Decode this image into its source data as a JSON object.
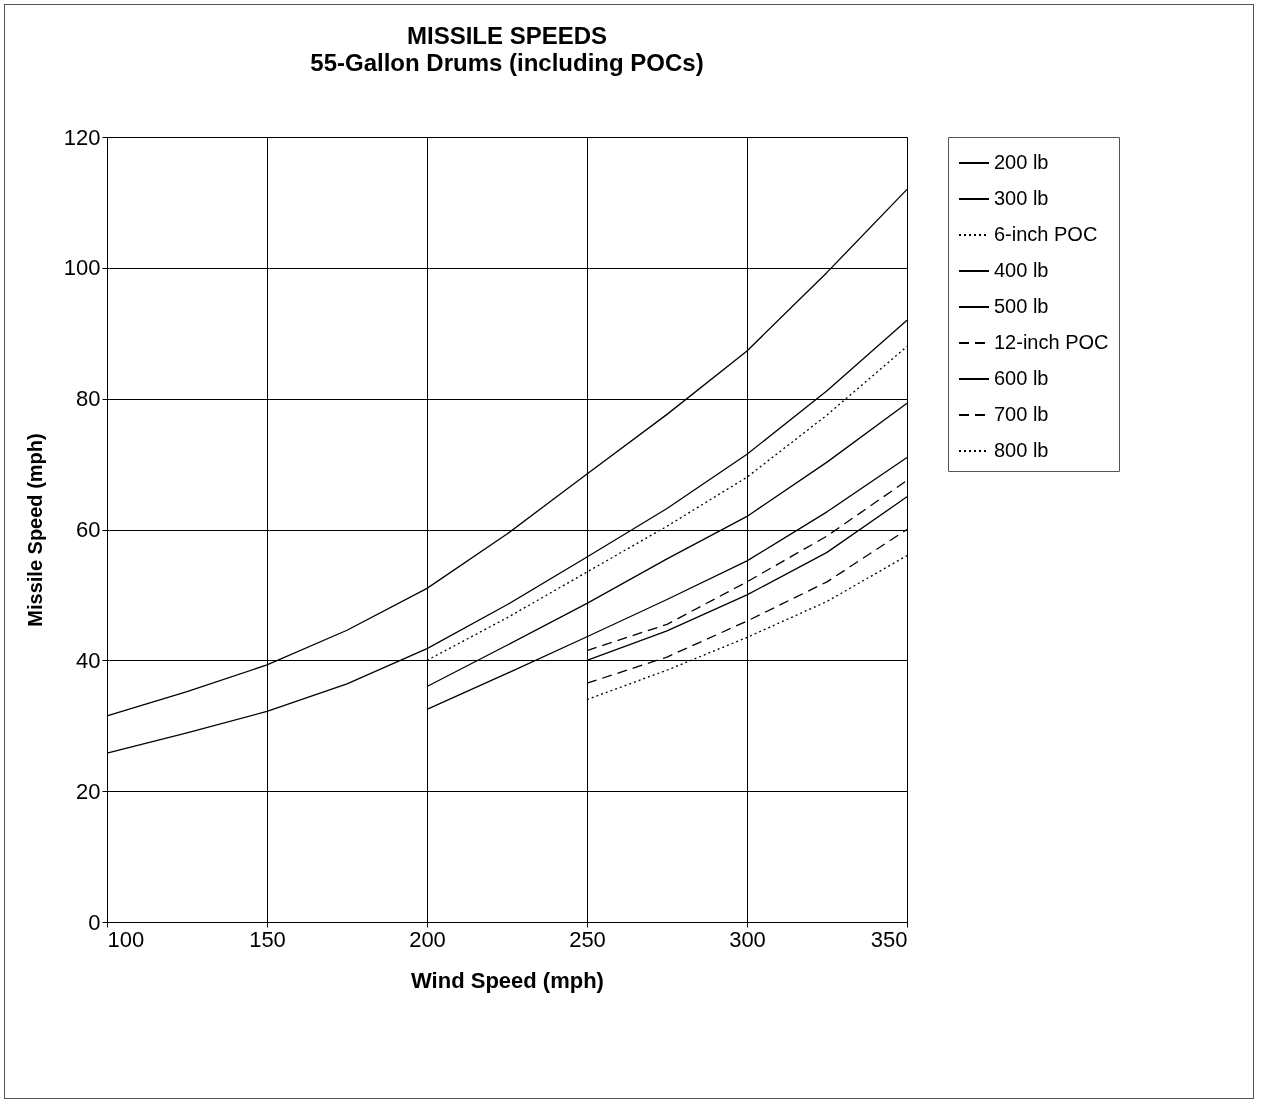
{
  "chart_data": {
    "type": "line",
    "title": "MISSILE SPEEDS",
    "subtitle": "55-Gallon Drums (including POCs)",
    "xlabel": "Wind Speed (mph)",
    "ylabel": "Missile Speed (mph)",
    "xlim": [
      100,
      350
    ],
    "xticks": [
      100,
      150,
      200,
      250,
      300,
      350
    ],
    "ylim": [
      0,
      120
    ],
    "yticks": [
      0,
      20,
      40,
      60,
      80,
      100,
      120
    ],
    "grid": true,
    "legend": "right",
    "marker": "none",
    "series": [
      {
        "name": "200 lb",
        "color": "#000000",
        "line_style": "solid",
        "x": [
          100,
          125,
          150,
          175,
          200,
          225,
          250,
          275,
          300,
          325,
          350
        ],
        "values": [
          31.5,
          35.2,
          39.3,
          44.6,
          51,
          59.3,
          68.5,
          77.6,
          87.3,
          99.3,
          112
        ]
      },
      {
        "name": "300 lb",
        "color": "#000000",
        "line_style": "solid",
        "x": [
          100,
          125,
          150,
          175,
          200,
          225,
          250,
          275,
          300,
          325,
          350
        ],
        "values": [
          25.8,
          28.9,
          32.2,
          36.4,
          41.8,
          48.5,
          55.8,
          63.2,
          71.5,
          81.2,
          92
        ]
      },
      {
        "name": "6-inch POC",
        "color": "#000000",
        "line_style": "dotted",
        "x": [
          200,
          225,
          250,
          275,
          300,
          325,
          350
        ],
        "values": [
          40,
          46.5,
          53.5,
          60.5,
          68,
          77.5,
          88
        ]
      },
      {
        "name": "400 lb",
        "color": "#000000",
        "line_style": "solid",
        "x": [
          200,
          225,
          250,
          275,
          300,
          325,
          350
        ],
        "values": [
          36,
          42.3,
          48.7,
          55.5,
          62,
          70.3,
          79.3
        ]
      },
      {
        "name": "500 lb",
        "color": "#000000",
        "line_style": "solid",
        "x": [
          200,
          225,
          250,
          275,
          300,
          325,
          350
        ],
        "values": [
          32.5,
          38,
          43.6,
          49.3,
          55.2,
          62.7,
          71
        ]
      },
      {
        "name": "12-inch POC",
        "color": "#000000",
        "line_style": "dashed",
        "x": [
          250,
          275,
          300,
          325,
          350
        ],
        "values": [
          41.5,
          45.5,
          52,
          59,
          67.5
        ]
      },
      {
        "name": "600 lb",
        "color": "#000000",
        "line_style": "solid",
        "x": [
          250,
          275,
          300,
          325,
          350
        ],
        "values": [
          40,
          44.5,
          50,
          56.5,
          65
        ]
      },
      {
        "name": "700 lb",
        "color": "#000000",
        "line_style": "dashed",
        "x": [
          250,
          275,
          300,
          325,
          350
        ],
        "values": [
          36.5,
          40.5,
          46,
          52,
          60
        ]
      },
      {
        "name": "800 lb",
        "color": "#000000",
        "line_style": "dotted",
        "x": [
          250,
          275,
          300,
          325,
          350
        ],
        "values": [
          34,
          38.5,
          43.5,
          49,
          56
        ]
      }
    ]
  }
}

=======

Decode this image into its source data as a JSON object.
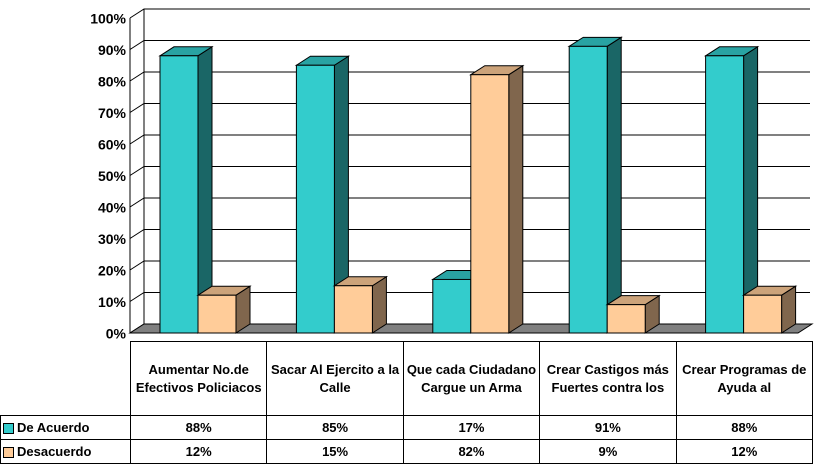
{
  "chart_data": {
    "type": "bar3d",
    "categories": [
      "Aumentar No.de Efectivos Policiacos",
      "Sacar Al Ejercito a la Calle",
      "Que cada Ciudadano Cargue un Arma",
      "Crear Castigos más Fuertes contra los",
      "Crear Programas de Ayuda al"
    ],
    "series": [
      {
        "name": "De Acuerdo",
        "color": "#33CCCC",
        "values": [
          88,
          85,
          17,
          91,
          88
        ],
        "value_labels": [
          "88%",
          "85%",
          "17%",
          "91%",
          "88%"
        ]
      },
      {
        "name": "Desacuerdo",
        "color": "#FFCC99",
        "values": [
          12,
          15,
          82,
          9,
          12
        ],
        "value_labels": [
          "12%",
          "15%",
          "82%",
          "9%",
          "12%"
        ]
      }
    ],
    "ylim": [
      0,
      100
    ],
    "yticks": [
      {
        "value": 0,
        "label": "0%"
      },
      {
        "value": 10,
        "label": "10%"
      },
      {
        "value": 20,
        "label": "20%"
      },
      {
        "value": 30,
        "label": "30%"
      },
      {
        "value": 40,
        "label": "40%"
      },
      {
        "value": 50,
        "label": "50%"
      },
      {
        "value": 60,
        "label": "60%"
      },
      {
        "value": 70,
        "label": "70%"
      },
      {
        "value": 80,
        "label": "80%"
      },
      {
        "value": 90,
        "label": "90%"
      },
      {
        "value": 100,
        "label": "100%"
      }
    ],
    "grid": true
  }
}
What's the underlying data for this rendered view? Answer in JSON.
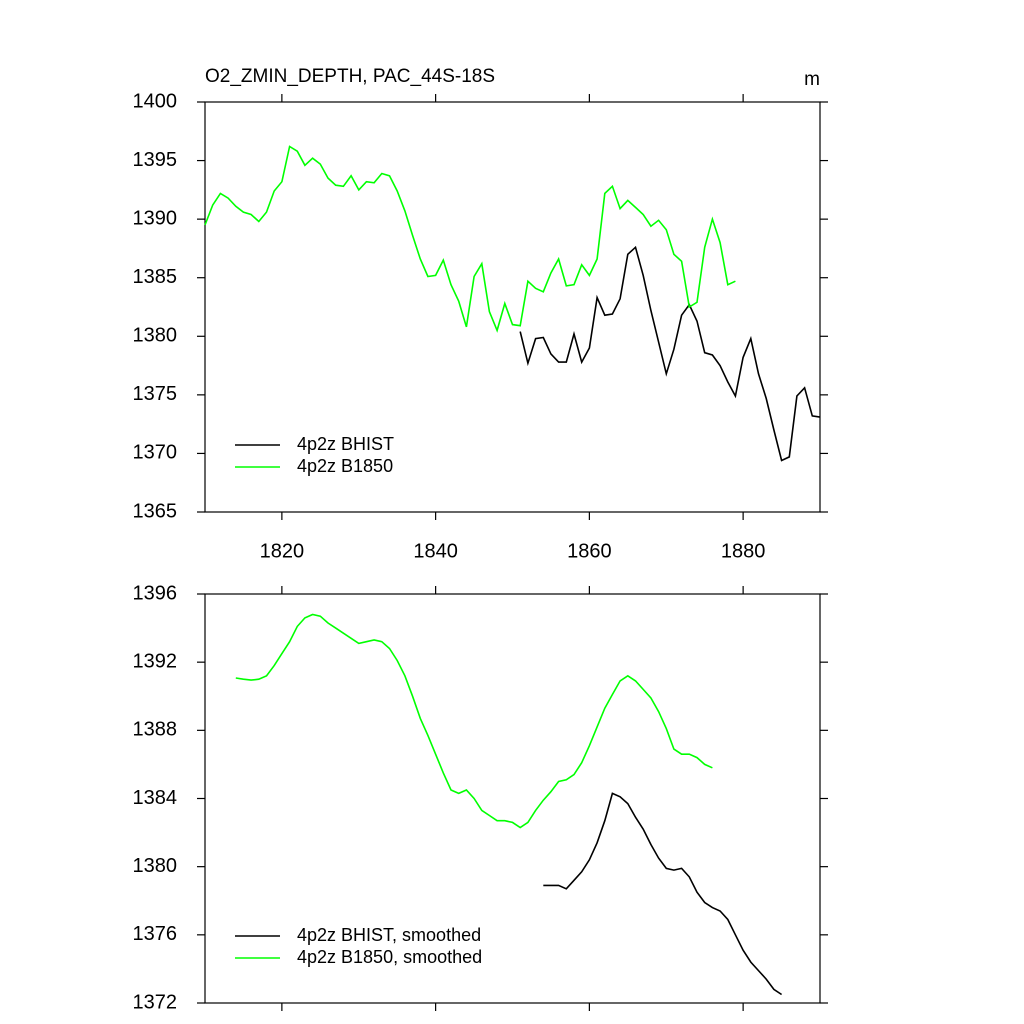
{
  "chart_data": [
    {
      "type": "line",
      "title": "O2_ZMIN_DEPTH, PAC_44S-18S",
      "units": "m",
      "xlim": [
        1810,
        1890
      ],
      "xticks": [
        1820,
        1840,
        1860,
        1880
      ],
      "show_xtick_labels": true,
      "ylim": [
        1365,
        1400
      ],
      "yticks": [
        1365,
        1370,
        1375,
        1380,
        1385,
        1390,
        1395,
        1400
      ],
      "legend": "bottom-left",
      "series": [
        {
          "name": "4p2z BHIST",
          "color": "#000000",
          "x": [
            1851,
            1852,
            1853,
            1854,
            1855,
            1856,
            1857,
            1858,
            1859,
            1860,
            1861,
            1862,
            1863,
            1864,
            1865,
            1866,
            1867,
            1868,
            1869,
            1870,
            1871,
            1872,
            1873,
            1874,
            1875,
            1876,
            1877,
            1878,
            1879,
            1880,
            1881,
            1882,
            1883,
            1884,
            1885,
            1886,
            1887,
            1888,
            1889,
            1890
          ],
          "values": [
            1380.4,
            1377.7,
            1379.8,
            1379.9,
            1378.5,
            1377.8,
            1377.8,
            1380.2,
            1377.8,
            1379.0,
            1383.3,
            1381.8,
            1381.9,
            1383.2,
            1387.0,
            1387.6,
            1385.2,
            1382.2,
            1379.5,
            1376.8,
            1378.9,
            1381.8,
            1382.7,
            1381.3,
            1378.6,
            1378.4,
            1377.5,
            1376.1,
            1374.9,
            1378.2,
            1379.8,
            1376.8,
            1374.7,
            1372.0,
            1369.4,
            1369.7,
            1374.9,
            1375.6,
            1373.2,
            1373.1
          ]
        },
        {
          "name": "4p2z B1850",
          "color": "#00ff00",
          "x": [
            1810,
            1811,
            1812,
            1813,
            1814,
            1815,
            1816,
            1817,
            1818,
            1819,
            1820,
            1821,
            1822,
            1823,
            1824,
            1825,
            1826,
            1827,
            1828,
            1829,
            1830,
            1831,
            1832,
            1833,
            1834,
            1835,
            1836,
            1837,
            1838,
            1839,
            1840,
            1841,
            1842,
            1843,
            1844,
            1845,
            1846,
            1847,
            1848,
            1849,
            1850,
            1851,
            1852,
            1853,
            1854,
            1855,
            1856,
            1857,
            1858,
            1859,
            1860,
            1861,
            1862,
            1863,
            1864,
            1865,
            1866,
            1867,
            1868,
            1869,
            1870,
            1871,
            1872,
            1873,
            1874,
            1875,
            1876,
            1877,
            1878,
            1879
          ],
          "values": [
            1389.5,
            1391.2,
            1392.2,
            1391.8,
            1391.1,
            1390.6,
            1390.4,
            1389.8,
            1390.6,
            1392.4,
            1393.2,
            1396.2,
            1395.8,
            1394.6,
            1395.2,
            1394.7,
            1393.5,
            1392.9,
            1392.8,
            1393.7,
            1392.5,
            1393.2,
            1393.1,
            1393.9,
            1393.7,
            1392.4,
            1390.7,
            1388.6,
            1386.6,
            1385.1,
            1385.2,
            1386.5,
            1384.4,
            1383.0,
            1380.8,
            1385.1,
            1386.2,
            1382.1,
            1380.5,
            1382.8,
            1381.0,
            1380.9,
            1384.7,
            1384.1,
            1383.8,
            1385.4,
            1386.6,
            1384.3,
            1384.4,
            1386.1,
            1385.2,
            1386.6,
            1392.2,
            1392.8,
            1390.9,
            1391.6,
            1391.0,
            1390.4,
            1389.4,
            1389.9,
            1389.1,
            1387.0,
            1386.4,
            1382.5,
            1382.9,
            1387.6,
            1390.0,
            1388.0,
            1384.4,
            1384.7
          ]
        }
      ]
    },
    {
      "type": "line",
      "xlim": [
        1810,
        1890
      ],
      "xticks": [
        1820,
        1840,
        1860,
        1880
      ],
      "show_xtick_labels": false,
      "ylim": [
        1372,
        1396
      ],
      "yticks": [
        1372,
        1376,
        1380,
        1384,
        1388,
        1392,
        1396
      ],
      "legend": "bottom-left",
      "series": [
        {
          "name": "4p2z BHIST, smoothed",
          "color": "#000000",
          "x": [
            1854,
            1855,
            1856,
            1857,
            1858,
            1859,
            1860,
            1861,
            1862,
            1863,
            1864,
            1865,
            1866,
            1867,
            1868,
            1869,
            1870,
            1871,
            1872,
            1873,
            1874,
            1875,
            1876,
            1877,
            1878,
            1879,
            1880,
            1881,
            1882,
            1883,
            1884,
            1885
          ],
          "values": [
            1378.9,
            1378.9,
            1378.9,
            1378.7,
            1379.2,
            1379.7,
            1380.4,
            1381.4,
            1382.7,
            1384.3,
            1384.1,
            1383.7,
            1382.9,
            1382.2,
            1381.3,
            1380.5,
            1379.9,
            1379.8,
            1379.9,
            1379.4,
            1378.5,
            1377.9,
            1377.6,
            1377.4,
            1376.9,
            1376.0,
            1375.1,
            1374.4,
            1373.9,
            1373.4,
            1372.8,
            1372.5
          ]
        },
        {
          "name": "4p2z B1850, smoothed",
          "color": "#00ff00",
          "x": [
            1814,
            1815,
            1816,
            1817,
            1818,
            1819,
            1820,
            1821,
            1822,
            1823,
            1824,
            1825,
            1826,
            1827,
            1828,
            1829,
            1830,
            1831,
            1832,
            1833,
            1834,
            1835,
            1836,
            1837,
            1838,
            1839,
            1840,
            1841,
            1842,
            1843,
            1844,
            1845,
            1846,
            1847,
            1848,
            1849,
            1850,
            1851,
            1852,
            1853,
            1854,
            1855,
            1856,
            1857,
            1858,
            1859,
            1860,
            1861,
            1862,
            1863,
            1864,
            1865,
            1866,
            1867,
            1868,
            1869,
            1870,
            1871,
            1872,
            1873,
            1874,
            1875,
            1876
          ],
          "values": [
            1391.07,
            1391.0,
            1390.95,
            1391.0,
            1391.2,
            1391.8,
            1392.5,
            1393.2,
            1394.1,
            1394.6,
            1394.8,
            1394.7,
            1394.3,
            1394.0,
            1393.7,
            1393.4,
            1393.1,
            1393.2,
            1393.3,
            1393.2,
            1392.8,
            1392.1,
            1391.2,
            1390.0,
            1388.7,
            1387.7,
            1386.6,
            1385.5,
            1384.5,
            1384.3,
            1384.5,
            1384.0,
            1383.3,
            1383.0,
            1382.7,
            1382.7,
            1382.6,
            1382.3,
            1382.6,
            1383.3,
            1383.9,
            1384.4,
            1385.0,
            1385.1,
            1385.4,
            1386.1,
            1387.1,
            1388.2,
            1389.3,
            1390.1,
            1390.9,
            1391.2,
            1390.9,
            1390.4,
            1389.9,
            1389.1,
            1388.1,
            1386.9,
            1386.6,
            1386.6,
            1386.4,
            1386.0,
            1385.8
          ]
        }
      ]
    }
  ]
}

=======

Which lines hold the word "type"? Return all of them from the records above.

• Final answer:
    "type": "line",
    "type": "bar3d",
      "type": "line",
      "type": "line",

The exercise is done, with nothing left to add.